▶ Written task:
Convert these lines into a JSON list of strings, one string per line, leaving out any blank lines.

[start of Supplied material]

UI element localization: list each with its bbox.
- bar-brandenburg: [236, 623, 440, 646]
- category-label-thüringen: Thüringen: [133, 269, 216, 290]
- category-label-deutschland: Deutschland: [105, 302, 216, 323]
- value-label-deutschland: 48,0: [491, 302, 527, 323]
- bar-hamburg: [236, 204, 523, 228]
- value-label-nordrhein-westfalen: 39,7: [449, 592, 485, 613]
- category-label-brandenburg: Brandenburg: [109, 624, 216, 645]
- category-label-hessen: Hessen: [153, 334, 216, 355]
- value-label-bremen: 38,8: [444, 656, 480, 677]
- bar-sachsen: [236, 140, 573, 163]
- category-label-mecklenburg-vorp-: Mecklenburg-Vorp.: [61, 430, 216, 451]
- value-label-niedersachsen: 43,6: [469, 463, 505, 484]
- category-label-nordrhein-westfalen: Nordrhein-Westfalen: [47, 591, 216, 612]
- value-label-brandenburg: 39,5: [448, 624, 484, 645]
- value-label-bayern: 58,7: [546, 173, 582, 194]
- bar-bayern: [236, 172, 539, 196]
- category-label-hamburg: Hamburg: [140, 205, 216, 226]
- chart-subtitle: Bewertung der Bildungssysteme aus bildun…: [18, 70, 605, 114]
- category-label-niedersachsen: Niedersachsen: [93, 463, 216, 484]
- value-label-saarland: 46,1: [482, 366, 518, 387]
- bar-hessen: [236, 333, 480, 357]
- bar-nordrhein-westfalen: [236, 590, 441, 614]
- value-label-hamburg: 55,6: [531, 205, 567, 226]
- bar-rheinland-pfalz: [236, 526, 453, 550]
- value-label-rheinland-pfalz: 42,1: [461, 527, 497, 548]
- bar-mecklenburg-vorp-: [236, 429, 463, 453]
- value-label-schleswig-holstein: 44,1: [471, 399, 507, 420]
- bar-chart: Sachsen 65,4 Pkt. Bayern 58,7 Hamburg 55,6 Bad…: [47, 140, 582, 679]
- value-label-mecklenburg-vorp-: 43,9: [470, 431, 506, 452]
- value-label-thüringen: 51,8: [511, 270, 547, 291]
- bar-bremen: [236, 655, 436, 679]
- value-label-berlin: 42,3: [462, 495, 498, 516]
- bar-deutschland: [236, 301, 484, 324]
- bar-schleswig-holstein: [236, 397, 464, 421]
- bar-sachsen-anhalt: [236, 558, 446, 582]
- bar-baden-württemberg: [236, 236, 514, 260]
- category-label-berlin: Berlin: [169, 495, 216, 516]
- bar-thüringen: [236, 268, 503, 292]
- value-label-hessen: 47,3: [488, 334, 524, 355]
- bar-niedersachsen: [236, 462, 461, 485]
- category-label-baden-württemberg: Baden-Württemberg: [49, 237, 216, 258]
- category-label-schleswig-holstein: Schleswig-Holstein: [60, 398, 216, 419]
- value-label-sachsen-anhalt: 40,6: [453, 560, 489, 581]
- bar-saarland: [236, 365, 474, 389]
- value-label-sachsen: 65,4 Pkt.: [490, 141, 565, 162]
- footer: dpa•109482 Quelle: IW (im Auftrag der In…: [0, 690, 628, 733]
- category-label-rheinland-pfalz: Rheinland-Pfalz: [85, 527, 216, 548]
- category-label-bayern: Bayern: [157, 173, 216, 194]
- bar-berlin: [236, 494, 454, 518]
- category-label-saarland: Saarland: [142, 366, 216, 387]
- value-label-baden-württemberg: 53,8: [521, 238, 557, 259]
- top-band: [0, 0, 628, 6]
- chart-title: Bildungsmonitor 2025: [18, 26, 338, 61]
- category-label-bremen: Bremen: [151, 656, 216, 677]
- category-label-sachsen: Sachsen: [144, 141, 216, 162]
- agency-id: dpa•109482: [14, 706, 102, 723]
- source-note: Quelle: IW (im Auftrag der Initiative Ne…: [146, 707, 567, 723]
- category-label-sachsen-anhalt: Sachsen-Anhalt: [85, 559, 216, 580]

[end of Supplied material]

▶ Finished answer:
[
  "UI element localization: list each with its bbox.",
  "- bar-brandenburg: [236, 623, 440, 646]",
  "- category-label-thüringen: Thüringen: [133, 269, 216, 290]",
  "- category-label-deutschland: Deutschland: [105, 302, 216, 323]",
  "- value-label-deutschland: 48,0: [491, 302, 527, 323]",
  "- bar-hamburg: [236, 204, 523, 228]",
  "- value-label-nordrhein-westfalen: 39,7: [449, 592, 485, 613]",
  "- category-label-brandenburg: Brandenburg: [109, 624, 216, 645]",
  "- category-label-hessen: Hessen: [153, 334, 216, 355]",
  "- value-label-bremen: 38,8: [444, 656, 480, 677]",
  "- bar-sachsen: [236, 140, 573, 163]",
  "- category-label-mecklenburg-vorp-: Mecklenburg-Vorp.: [61, 430, 216, 451]",
  "- value-label-niedersachsen: 43,6: [469, 463, 505, 484]",
  "- category-label-nordrhein-westfalen: Nordrhein-Westfalen: [47, 591, 216, 612]",
  "- value-label-brandenburg: 39,5: [448, 624, 484, 645]",
  "- value-label-bayern: 58,7: [546, 173, 582, 194]",
  "- bar-bayern: [236, 172, 539, 196]",
  "- category-label-hamburg: Hamburg: [140, 205, 216, 226]",
  "- chart-subtitle: Bewertung der Bildungssysteme aus bildun…: [18, 70, 605, 114]",
  "- category-label-niedersachsen: Niedersachsen: [93, 463, 216, 484]",
  "- value-label-saarland: 46,1: [482, 366, 518, 387]",
  "- bar-hessen: [236, 333, 480, 357]",
  "- bar-nordrhein-westfalen: [236, 590, 441, 614]",
  "- value-label-hamburg: 55,6: [531, 205, 567, 226]",
  "- bar-rheinland-pfalz: [236, 526, 453, 550]",
  "- value-label-rheinland-pfalz: 42,1: [461, 527, 497, 548]",
  "- bar-mecklenburg-vorp-: [236, 429, 463, 453]",
  "- value-label-schleswig-holstein: 44,1: [471, 399, 507, 420]",
  "- bar-chart: Sachsen 65,4 Pkt. Bayern 58,7 Hamburg 55,6 Bad…: [47, 140, 582, 679]",
  "- value-label-mecklenburg-vorp-: 43,9: [470, 431, 506, 452]",
  "- value-label-thüringen: 51,8: [511, 270, 547, 291]",
  "- bar-bremen: [236, 655, 436, 679]",
  "- value-label-berlin: 42,3: [462, 495, 498, 516]",
  "- bar-deutschland: [236, 301, 484, 324]",
  "- bar-schleswig-holstein: [236, 397, 464, 421]",
  "- bar-sachsen-anhalt: [236, 558, 446, 582]",
  "- bar-baden-württemberg: [236, 236, 514, 260]",
  "- category-label-berlin: Berlin: [169, 495, 216, 516]",
  "- bar-thüringen: [236, 268, 503, 292]",
  "- value-label-hessen: 47,3: [488, 334, 524, 355]",
  "- bar-niedersachsen: [236, 462, 461, 485]",
  "- category-label-baden-württemberg: Baden-Württemberg: [49, 237, 216, 258]",
  "- category-label-schleswig-holstein: Schleswig-Holstein: [60, 398, 216, 419]",
  "- value-label-sachsen-anhalt: 40,6: [453, 560, 489, 581]",
  "- bar-saarland: [236, 365, 474, 389]",
  "- value-label-sachsen: 65,4 Pkt.: [490, 141, 565, 162]",
  "- footer: dpa•109482 Quelle: IW (im Auftrag der In…: [0, 690, 628, 733]",
  "- category-label-rheinland-pfalz: Rheinland-Pfalz: [85, 527, 216, 548]",
  "- category-label-bayern: Bayern: [157, 173, 216, 194]",
  "- bar-berlin: [236, 494, 454, 518]",
  "- category-label-saarland: Saarland: [142, 366, 216, 387]",
  "- value-label-baden-württemberg: 53,8: [521, 238, 557, 259]",
  "- top-band: [0, 0, 628, 6]",
  "- chart-title: Bildungsmonitor 2025: [18, 26, 338, 61]",
  "- category-label-bremen: Bremen: [151, 656, 216, 677]",
  "- category-label-sachsen: Sachsen: [144, 141, 216, 162]",
  "- agency-id: dpa•109482: [14, 706, 102, 723]",
  "- source-note: Quelle: IW (im Auftrag der Initiative Ne…: [146, 707, 567, 723]",
  "- category-label-sachsen-anhalt: Sachsen-Anhalt: [85, 559, 216, 580]"
]